On the proposal which my hon. Friend mentioned, the action would be taken towards the end of a sentence—I would find that easier. Equally, I believe that this should be a temporary procedure and I would have it in mind to write very plainly into the bill that all these measures would lapse, unless renewed by affirmative resolution of this House, after a very limited period.
Mr. Mark Hughes
Under what powers have the Army already moved in to Frank-land prison, in my constituency? What discussions, if any, have his Department had with the local authority, and what courteous communication, if any, has he had with the Member of Parliament for that constituency? What agreement or facility has he given to my constituents, who are now told that their security 46 lies in the hands of military persons with bullets up the spouts of their rifles? Who commands them, and will they be empowered to pursue escaping prisoners? What defence would my constituents have against the absolute power of the Home Secretary?
§ Mr. Whitelaw
I must make it absolutely clear that the security of the lion. Member's constituents would be a matter for the police and not for the Army. Therefore, the other points that he makes do not arise. The police are responsible for the security of the hon. Member's constituents because they are responsible for keeping the whole prison system secure.

RECORD SET:
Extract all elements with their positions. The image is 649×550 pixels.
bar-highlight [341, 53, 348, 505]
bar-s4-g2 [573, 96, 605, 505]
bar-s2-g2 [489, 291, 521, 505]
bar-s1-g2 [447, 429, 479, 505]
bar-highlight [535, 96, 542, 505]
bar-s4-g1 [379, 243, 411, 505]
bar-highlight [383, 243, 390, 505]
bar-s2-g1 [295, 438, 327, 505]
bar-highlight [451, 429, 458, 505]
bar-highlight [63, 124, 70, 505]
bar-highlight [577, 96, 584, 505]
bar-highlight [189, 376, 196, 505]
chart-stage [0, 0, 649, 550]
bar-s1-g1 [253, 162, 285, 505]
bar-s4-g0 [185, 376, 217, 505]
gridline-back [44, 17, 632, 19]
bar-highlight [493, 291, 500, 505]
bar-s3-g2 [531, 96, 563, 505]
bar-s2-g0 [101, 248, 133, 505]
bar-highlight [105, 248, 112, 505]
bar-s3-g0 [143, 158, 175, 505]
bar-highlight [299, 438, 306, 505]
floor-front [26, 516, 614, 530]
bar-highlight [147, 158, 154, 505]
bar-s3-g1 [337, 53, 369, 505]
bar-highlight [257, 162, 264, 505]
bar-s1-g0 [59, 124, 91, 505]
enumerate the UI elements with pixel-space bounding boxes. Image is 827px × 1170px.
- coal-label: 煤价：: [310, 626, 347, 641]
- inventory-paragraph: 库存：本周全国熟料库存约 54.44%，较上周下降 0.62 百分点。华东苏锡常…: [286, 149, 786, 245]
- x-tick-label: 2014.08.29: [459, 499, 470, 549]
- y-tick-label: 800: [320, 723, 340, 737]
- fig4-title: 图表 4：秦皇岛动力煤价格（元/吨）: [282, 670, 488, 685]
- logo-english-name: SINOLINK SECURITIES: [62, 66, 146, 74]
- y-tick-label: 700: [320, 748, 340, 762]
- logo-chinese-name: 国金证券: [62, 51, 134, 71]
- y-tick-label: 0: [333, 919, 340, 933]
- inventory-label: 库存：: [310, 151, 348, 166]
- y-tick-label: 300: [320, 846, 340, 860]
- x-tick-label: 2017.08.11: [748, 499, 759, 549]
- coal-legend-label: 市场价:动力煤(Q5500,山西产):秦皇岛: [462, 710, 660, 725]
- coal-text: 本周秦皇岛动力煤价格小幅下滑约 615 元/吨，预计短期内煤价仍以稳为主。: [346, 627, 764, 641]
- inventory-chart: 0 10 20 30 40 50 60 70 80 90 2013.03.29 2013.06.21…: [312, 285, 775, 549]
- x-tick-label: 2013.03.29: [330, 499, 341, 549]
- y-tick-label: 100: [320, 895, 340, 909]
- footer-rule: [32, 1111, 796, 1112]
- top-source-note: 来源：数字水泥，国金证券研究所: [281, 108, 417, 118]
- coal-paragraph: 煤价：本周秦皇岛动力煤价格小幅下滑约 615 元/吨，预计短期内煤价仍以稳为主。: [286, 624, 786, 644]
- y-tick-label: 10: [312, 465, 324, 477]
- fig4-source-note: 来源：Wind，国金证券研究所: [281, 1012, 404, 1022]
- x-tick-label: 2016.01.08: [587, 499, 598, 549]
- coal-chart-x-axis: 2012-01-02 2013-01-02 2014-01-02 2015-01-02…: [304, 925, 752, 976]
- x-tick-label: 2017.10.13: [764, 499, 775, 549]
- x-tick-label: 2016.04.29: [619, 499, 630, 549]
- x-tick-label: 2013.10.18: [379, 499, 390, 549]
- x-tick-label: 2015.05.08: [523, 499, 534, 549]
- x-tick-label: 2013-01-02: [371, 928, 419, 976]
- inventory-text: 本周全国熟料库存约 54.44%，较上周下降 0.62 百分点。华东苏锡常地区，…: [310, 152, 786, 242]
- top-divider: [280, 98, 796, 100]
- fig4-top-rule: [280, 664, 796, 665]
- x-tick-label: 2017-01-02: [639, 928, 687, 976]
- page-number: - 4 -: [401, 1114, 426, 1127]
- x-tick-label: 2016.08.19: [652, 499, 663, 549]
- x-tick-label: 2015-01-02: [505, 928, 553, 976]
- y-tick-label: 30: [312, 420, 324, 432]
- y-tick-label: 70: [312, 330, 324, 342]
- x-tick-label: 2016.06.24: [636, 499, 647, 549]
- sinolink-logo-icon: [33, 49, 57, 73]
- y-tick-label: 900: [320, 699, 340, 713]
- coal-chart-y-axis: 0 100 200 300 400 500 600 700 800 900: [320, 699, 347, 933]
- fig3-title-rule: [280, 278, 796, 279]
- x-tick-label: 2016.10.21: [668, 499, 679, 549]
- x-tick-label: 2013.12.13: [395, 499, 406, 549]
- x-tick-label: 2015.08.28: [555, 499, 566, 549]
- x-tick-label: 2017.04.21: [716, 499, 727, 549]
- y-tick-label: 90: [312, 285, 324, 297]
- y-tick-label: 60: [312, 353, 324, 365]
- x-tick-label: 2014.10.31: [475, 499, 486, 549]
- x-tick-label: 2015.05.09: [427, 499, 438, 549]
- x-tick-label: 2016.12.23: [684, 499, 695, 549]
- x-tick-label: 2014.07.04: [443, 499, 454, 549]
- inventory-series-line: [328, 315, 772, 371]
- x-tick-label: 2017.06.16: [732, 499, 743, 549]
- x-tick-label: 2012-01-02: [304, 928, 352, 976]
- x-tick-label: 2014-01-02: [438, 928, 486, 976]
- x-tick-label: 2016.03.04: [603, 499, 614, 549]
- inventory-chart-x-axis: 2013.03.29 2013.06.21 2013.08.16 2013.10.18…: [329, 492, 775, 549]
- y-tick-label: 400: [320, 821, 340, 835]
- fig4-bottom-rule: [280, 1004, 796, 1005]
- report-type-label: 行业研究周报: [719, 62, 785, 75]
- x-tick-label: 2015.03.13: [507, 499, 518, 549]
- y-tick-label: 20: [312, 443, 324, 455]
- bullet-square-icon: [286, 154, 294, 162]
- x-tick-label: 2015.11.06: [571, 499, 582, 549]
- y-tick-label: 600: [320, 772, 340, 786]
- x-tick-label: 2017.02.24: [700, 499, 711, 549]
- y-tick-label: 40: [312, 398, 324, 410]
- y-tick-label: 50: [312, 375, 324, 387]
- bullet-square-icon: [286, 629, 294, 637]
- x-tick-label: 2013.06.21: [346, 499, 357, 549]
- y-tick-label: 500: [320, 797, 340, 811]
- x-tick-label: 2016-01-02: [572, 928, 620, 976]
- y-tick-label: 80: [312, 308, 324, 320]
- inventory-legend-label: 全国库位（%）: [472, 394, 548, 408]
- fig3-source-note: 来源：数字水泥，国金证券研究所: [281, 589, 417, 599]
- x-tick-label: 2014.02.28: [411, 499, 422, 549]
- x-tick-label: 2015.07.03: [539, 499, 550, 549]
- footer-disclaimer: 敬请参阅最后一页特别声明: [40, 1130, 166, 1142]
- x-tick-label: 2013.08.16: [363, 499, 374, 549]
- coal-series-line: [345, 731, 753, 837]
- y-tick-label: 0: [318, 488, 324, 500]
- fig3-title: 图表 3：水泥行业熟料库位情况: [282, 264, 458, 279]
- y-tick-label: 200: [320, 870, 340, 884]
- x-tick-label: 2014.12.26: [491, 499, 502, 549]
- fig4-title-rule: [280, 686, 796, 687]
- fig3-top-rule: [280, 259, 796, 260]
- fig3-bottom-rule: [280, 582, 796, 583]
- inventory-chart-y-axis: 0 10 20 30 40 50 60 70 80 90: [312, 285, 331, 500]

WHAT YOU HAVE TO DO: Print the part of the parliamentary debate excerpt that runs from "Mr. Mark Hughes" up to and including "the Home Secretary?".

WRITTEN RESPONSE:
Mr. Mark Hughes
Under what powers have the Army already moved in to Frank-land prison, in my constituency? What discussions, if any, have his Department had with the local authority, and what courteous communication, if any, has he had with the Member of Parliament for that constituency? What agreement or facility has he given to my constituents, who are now told that their security 46 lies in the hands of military persons with bullets up the spouts of their rifles? Who commands them, and will they be empowered to pursue escaping prisoners? What defence would my constituents have against the absolute power of the Home Secretary?